• WHAT YOU NEED TO DO: Show every line that has the string "title" in it.

• RECORDS SUPPLIED:
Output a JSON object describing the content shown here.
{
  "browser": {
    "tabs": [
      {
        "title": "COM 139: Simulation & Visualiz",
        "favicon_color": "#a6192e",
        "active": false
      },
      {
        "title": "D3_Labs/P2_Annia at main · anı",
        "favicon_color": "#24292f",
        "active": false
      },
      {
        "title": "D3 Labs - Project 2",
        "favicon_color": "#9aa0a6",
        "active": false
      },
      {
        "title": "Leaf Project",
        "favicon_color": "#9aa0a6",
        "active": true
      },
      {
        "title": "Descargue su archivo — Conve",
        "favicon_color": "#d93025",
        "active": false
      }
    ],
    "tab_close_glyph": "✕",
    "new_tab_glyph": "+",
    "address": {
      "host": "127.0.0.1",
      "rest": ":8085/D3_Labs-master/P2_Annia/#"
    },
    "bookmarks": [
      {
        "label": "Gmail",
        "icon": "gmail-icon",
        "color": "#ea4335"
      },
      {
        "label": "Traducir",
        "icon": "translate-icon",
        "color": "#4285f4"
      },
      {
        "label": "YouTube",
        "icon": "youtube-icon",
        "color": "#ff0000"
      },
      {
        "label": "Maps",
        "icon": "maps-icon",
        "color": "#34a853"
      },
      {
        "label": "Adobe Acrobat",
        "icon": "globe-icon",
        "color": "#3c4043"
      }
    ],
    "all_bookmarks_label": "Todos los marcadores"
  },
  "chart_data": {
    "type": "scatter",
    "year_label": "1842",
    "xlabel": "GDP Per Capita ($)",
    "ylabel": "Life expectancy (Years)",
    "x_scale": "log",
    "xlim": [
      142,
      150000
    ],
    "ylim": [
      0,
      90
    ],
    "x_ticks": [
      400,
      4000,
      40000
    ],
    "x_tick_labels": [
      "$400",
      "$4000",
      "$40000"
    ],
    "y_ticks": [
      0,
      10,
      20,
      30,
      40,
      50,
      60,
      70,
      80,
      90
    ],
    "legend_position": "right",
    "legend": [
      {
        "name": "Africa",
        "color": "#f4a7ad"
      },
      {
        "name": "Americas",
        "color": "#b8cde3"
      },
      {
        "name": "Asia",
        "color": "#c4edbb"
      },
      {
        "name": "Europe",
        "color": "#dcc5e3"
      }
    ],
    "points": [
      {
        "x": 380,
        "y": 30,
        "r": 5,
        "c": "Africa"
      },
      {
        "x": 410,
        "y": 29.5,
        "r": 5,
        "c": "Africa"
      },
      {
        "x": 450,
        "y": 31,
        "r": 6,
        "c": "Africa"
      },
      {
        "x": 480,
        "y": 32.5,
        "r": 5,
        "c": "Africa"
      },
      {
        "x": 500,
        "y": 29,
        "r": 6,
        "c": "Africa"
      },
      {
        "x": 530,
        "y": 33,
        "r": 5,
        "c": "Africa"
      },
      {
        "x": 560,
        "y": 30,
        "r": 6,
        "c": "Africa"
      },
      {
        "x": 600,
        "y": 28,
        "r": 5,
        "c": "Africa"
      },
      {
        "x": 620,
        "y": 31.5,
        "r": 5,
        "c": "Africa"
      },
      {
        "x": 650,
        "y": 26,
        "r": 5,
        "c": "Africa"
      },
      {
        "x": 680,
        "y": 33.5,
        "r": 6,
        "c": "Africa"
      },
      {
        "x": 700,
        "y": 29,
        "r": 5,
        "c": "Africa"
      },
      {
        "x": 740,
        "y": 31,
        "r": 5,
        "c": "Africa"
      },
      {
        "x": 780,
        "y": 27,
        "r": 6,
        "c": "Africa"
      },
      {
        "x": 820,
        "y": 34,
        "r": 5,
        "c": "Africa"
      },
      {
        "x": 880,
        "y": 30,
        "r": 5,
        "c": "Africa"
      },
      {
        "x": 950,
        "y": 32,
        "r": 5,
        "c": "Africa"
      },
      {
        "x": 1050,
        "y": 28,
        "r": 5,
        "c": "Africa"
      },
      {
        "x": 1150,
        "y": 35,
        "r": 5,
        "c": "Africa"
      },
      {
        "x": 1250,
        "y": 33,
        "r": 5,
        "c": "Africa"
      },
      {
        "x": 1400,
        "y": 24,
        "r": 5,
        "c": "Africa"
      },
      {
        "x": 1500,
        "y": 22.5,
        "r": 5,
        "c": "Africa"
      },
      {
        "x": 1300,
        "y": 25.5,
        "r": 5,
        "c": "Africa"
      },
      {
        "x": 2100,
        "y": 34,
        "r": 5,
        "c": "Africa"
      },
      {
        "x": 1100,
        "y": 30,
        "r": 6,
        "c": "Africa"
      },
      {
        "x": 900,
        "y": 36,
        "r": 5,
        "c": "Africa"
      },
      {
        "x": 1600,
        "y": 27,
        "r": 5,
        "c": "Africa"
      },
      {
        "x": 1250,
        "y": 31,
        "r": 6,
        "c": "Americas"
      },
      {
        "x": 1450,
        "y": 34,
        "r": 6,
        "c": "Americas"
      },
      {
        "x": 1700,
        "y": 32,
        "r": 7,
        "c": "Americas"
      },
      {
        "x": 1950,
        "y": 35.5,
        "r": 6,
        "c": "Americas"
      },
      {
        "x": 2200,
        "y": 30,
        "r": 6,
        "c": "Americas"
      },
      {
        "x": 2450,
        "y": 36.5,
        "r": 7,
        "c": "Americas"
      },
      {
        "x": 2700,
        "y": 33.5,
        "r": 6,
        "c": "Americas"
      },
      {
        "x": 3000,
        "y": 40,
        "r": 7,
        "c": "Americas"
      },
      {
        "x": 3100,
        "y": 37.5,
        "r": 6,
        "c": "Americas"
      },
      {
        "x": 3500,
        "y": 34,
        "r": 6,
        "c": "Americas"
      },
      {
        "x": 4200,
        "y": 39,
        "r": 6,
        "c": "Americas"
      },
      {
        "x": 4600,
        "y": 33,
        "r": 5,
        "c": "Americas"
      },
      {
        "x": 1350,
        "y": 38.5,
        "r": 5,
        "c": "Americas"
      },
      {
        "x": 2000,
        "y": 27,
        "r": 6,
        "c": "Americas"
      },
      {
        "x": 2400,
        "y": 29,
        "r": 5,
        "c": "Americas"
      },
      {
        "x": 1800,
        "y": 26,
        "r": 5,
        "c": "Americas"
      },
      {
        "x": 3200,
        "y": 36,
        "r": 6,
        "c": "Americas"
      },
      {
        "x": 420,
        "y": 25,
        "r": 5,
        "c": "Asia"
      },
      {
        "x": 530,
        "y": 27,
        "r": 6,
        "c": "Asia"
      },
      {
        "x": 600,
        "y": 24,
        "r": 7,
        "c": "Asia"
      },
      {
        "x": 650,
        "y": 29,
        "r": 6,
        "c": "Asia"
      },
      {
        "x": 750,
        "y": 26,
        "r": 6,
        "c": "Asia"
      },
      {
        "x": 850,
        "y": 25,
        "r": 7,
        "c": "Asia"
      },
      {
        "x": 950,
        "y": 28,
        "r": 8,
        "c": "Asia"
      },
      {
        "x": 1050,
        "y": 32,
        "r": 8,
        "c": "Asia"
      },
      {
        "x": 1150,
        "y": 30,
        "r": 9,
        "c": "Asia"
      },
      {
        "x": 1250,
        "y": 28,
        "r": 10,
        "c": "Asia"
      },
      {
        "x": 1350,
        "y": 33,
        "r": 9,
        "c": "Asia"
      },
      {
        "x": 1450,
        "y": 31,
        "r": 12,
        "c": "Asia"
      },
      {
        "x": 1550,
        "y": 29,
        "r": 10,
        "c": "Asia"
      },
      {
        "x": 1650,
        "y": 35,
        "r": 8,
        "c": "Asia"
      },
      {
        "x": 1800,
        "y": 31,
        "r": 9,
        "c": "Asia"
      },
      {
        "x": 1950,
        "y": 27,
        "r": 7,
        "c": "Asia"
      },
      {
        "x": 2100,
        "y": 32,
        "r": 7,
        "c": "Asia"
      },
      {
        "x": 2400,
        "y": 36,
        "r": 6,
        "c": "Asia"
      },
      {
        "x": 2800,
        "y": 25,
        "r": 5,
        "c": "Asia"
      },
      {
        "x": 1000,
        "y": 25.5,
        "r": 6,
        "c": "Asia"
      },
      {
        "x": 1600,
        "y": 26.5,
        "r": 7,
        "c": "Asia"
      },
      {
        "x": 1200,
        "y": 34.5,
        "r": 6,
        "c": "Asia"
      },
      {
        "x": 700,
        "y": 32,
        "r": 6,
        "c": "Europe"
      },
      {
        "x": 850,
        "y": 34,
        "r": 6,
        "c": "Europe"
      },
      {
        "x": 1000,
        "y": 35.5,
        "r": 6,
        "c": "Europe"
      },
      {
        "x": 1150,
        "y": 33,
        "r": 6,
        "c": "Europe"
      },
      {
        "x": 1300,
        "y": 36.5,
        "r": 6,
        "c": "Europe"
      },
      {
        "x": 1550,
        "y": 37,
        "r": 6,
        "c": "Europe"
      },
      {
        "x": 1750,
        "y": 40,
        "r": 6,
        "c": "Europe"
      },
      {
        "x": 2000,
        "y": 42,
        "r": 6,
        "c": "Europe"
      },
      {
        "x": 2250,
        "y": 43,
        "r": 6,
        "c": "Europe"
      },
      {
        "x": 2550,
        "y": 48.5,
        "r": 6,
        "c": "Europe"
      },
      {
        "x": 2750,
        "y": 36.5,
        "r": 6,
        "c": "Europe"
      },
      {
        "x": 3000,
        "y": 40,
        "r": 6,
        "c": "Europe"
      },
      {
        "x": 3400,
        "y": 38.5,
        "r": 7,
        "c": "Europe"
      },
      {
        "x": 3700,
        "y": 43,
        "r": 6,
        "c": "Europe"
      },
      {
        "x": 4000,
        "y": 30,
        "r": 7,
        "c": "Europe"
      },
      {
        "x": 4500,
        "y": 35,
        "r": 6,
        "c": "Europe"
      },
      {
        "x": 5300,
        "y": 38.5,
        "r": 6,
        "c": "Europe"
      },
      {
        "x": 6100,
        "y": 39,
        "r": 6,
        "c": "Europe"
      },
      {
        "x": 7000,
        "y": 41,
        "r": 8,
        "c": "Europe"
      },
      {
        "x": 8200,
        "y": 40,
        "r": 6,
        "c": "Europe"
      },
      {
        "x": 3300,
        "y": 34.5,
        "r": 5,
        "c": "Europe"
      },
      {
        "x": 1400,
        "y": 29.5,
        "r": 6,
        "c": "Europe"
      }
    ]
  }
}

• THE SOLUTION:
        "title": "COM 139: Simulation & Visualiz",
        "title": "D3_Labs/P2_Annia at main · anı",
        "title": "D3 Labs - Project 2",
        "title": "Leaf Project",
        "title": "Descargue su archivo — Conve",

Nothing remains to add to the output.